• _REQUIRED WORK_
Will you give the material below again, every line exactly as it is?

-- BEGIN RECORD SET --

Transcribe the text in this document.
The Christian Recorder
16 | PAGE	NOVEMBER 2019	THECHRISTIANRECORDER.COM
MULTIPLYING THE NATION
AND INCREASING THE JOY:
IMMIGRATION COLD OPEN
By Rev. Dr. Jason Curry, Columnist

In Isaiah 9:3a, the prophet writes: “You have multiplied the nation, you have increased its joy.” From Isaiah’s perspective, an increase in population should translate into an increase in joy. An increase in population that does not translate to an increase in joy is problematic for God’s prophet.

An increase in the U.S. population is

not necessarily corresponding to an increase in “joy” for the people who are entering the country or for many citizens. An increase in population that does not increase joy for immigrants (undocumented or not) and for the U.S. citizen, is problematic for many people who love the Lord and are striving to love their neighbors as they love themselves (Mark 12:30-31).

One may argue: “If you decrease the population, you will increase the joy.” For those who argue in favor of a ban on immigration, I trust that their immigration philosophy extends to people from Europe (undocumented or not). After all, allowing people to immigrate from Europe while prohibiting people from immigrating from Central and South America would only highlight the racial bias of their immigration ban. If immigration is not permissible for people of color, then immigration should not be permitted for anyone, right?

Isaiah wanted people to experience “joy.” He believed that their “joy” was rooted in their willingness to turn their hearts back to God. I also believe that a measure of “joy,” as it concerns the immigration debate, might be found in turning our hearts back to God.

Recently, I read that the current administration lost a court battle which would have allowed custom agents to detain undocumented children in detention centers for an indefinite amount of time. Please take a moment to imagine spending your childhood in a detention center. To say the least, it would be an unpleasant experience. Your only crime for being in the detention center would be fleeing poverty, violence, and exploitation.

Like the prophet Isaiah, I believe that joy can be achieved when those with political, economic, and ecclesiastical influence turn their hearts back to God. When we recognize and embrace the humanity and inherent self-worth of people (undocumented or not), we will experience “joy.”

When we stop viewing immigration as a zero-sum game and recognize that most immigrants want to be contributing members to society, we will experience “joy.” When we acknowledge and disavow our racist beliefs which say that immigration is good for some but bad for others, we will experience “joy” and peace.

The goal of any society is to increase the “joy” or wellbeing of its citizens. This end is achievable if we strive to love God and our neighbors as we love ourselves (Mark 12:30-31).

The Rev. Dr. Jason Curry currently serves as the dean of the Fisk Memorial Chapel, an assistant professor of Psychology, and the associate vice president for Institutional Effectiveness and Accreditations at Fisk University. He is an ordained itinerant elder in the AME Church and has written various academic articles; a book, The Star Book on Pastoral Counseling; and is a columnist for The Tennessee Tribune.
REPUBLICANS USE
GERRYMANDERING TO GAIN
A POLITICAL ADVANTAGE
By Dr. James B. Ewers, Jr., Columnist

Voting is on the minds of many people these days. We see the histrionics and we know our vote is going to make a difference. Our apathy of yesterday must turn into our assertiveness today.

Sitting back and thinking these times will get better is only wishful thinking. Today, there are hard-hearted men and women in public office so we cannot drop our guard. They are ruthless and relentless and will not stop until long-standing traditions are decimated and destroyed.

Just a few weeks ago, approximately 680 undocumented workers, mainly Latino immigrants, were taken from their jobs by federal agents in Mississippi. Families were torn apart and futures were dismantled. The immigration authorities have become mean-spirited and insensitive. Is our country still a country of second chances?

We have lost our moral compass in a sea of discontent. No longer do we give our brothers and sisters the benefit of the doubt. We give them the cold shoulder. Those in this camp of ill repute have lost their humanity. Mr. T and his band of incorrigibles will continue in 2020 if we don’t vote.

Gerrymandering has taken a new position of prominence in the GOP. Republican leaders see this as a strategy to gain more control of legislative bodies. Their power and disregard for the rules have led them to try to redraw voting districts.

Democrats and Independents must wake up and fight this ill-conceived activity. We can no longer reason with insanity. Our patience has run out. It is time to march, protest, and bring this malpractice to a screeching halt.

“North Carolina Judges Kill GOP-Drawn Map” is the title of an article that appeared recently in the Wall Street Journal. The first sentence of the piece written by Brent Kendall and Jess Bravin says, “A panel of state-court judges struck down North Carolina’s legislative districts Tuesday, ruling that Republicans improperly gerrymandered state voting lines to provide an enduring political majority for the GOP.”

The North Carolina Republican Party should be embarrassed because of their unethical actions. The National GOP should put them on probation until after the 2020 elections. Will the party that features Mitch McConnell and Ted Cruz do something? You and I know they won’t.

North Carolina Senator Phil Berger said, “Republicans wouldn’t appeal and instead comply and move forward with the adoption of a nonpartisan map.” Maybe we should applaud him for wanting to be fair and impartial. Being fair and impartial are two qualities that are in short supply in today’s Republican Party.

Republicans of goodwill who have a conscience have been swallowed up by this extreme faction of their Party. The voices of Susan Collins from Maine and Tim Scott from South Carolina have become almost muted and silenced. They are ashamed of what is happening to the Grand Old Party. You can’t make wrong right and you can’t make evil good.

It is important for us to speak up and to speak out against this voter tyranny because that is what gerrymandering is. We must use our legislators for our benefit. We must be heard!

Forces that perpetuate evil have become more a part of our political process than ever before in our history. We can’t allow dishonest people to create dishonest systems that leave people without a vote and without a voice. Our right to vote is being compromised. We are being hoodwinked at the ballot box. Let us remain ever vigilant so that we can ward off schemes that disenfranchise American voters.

-- END RECORD SET --

• _WRITTEN SOLUTION_
Transcribe the text in this document.
The Christian Recorder
16 | PAGE	NOVEMBER 2019	THECHRISTIANRECORDER.COM
MULTIPLYING THE NATION
AND INCREASING THE JOY:
IMMIGRATION COLD OPEN
By Rev. Dr. Jason Curry, Columnist

In Isaiah 9:3a, the prophet writes: “You have multiplied the nation, you have increased its joy.” From Isaiah’s perspective, an increase in population should translate into an increase in joy. An increase in population that does not translate to an increase in joy is problematic for God’s prophet.

An increase in the U.S. population is

not necessarily corresponding to an increase in “joy” for the people who are entering the country or for many citizens. An increase in population that does not increase joy for immigrants (undocumented or not) and for the U.S. citizen, is problematic for many people who love the Lord and are striving to love their neighbors as they love themselves (Mark 12:30-31).

One may argue: “If you decrease the population, you will increase the joy.” For those who argue in favor of a ban on immigration, I trust that their immigration philosophy extends to people from Europe (undocumented or not). After all, allowing people to immigrate from Europe while prohibiting people from immigrating from Central and South America would only highlight the racial bias of their immigration ban. If immigration is not permissible for people of color, then immigration should not be permitted for anyone, right?

Isaiah wanted people to experience “joy.” He believed that their “joy” was rooted in their willingness to turn their hearts back to God. I also believe that a measure of “joy,” as it concerns the immigration debate, might be found in turning our hearts back to God.

Recently, I read that the current administration lost a court battle which would have allowed custom agents to detain undocumented children in detention centers for an indefinite amount of time. Please take a moment to imagine spending your childhood in a detention center. To say the least, it would be an unpleasant experience. Your only crime for being in the detention center would be fleeing poverty, violence, and exploitation.

Like the prophet Isaiah, I believe that joy can be achieved when those with political, economic, and ecclesiastical influence turn their hearts back to God. When we recognize and embrace the humanity and inherent self-worth of people (undocumented or not), we will experience “joy.”

When we stop viewing immigration as a zero-sum game and recognize that most immigrants want to be contributing members to society, we will experience “joy.” When we acknowledge and disavow our racist beliefs which say that immigration is good for some but bad for others, we will experience “joy” and peace.

The goal of any society is to increase the “joy” or wellbeing of its citizens. This end is achievable if we strive to love God and our neighbors as we love ourselves (Mark 12:30-31).

The Rev. Dr. Jason Curry currently serves as the dean of the Fisk Memorial Chapel, an assistant professor of Psychology, and the associate vice president for Institutional Effectiveness and Accreditations at Fisk University. He is an ordained itinerant elder in the AME Church and has written various academic articles; a book, The Star Book on Pastoral Counseling; and is a columnist for The Tennessee Tribune.
REPUBLICANS USE
GERRYMANDERING TO GAIN
A POLITICAL ADVANTAGE
By Dr. James B. Ewers, Jr., Columnist

Voting is on the minds of many people these days. We see the histrionics and we know our vote is going to make a difference. Our apathy of yesterday must turn into our assertiveness today.

Sitting back and thinking these times will get better is only wishful thinking. Today, there are hard-hearted men and women in public office so we cannot drop our guard. They are ruthless and relentless and will not stop until long-standing traditions are decimated and destroyed.

Just a few weeks ago, approximately 680 undocumented workers, mainly Latino immigrants, were taken from their jobs by federal agents in Mississippi. Families were torn apart and futures were dismantled. The immigration authorities have become mean-spirited and insensitive. Is our country still a country of second chances?

We have lost our moral compass in a sea of discontent. No longer do we give our brothers and sisters the benefit of the doubt. We give them the cold shoulder. Those in this camp of ill repute have lost their humanity. Mr. T and his band of incorrigibles will continue in 2020 if we don’t vote.

Gerrymandering has taken a new position of prominence in the GOP. Republican leaders see this as a strategy to gain more control of legislative bodies. Their power and disregard for the rules have led them to try to redraw voting districts.

Democrats and Independents must wake up and fight this ill-conceived activity. We can no longer reason with insanity. Our patience has run out. It is time to march, protest, and bring this malpractice to a screeching halt.

“North Carolina Judges Kill GOP-Drawn Map” is the title of an article that appeared recently in the Wall Street Journal. The first sentence of the piece written by Brent Kendall and Jess Bravin says, “A panel of state-court judges struck down North Carolina’s legislative districts Tuesday, ruling that Republicans improperly gerrymandered state voting lines to provide an enduring political majority for the GOP.”

The North Carolina Republican Party should be embarrassed because of their unethical actions. The National GOP should put them on probation until after the 2020 elections. Will the party that features Mitch McConnell and Ted Cruz do something? You and I know they won’t.

North Carolina Senator Phil Berger said, “Republicans wouldn’t appeal and instead comply and move forward with the adoption of a nonpartisan map.” Maybe we should applaud him for wanting to be fair and impartial. Being fair and impartial are two qualities that are in short supply in today’s Republican Party.

Republicans of goodwill who have a conscience have been swallowed up by this extreme faction of their Party. The voices of Susan Collins from Maine and Tim Scott from South Carolina have become almost muted and silenced. They are ashamed of what is happening to the Grand Old Party. You can’t make wrong right and you can’t make evil good.

It is important for us to speak up and to speak out against this voter tyranny because that is what gerrymandering is. We must use our legislators for our benefit. We must be heard!

Forces that perpetuate evil have become more a part of our political process than ever before in our history. We can’t allow dishonest people to create dishonest systems that leave people without a vote and without a voice. Our right to vote is being compromised. We are being hoodwinked at the ballot box. Let us remain ever vigilant so that we can ward off schemes that disenfranchise American voters.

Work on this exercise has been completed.